** begin Data for the task **

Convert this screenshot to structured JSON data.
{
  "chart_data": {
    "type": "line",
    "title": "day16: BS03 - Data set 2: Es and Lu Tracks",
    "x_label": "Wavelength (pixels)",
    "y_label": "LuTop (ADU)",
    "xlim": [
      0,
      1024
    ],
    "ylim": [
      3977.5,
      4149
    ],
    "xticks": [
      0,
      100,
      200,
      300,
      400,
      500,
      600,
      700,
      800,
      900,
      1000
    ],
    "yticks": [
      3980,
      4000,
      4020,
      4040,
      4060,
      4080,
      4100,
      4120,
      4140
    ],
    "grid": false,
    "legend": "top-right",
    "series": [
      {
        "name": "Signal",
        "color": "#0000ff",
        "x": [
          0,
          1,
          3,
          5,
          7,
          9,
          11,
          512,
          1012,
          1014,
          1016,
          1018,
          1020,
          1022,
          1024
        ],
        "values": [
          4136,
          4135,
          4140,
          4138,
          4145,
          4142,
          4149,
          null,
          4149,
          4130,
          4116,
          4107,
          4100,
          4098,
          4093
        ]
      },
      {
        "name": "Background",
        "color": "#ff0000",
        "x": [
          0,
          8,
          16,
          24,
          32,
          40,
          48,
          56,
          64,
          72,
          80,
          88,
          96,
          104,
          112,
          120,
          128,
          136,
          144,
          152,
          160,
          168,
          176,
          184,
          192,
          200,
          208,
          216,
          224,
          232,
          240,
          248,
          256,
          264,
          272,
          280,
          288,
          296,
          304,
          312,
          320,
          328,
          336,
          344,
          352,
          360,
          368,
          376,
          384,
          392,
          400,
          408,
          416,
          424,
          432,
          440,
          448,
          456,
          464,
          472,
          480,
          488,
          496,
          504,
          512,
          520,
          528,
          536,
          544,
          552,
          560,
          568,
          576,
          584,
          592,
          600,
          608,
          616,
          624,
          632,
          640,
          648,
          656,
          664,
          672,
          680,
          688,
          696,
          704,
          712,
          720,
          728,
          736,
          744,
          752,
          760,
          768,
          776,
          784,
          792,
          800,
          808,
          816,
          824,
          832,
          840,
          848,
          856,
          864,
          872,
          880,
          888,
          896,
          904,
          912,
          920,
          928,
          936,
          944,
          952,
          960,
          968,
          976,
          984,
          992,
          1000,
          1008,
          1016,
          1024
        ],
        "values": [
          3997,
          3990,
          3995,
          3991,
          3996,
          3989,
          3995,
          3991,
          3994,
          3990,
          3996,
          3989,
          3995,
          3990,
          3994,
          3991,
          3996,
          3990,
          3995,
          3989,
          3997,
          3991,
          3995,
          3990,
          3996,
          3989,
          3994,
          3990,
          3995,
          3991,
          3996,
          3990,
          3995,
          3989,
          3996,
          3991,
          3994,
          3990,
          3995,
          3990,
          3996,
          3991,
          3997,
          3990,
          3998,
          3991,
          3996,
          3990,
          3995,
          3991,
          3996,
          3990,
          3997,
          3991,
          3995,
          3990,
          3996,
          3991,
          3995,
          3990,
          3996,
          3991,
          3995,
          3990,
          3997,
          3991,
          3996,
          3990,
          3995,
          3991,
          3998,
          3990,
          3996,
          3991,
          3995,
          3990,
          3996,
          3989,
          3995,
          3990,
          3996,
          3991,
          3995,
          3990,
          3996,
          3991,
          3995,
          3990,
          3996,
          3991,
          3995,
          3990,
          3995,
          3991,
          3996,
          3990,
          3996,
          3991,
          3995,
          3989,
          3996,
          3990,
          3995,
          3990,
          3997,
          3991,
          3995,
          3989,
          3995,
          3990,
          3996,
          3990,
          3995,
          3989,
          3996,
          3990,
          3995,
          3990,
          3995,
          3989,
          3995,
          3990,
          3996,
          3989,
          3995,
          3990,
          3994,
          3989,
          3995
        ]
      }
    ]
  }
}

** end Data for the task **

* [Problem requirements]:
Reproduce the entire listing word for word.

* [Correct answer]:
Convert this screenshot to structured JSON data.
{
  "chart_data": {
    "type": "line",
    "title": "day16: BS03 - Data set 2: Es and Lu Tracks",
    "x_label": "Wavelength (pixels)",
    "y_label": "LuTop (ADU)",
    "xlim": [
      0,
      1024
    ],
    "ylim": [
      3977.5,
      4149
    ],
    "xticks": [
      0,
      100,
      200,
      300,
      400,
      500,
      600,
      700,
      800,
      900,
      1000
    ],
    "yticks": [
      3980,
      4000,
      4020,
      4040,
      4060,
      4080,
      4100,
      4120,
      4140
    ],
    "grid": false,
    "legend": "top-right",
    "series": [
      {
        "name": "Signal",
        "color": "#0000ff",
        "x": [
          0,
          1,
          3,
          5,
          7,
          9,
          11,
          512,
          1012,
          1014,
          1016,
          1018,
          1020,
          1022,
          1024
        ],
        "values": [
          4136,
          4135,
          4140,
          4138,
          4145,
          4142,
          4149,
          null,
          4149,
          4130,
          4116,
          4107,
          4100,
          4098,
          4093
        ]
      },
      {
        "name": "Background",
        "color": "#ff0000",
        "x": [
          0,
          8,
          16,
          24,
          32,
          40,
          48,
          56,
          64,
          72,
          80,
          88,
          96,
          104,
          112,
          120,
          128,
          136,
          144,
          152,
          160,
          168,
          176,
          184,
          192,
          200,
          208,
          216,
          224,
          232,
          240,
          248,
          256,
          264,
          272,
          280,
          288,
          296,
          304,
          312,
          320,
          328,
          336,
          344,
          352,
          360,
          368,
          376,
          384,
          392,
          400,
          408,
          416,
          424,
          432,
          440,
          448,
          456,
          464,
          472,
          480,
          488,
          496,
          504,
          512,
          520,
          528,
          536,
          544,
          552,
          560,
          568,
          576,
          584,
          592,
          600,
          608,
          616,
          624,
          632,
          640,
          648,
          656,
          664,
          672,
          680,
          688,
          696,
          704,
          712,
          720,
          728,
          736,
          744,
          752,
          760,
          768,
          776,
          784,
          792,
          800,
          808,
          816,
          824,
          832,
          840,
          848,
          856,
          864,
          872,
          880,
          888,
          896,
          904,
          912,
          920,
          928,
          936,
          944,
          952,
          960,
          968,
          976,
          984,
          992,
          1000,
          1008,
          1016,
          1024
        ],
        "values": [
          3997,
          3990,
          3995,
          3991,
          3996,
          3989,
          3995,
          3991,
          3994,
          3990,
          3996,
          3989,
          3995,
          3990,
          3994,
          3991,
          3996,
          3990,
          3995,
          3989,
          3997,
          3991,
          3995,
          3990,
          3996,
          3989,
          3994,
          3990,
          3995,
          3991,
          3996,
          3990,
          3995,
          3989,
          3996,
          3991,
          3994,
          3990,
          3995,
          3990,
          3996,
          3991,
          3997,
          3990,
          3998,
          3991,
          3996,
          3990,
          3995,
          3991,
          3996,
          3990,
          3997,
          3991,
          3995,
          3990,
          3996,
          3991,
          3995,
          3990,
          3996,
          3991,
          3995,
          3990,
          3997,
          3991,
          3996,
          3990,
          3995,
          3991,
          3998,
          3990,
          3996,
          3991,
          3995,
          3990,
          3996,
          3989,
          3995,
          3990,
          3996,
          3991,
          3995,
          3990,
          3996,
          3991,
          3995,
          3990,
          3996,
          3991,
          3995,
          3990,
          3995,
          3991,
          3996,
          3990,
          3996,
          3991,
          3995,
          3989,
          3996,
          3990,
          3995,
          3990,
          3997,
          3991,
          3995,
          3989,
          3995,
          3990,
          3996,
          3990,
          3995,
          3989,
          3996,
          3990,
          3995,
          3990,
          3995,
          3989,
          3995,
          3990,
          3996,
          3989,
          3995,
          3990,
          3994,
          3989,
          3995
        ]
      }
    ]
  }
}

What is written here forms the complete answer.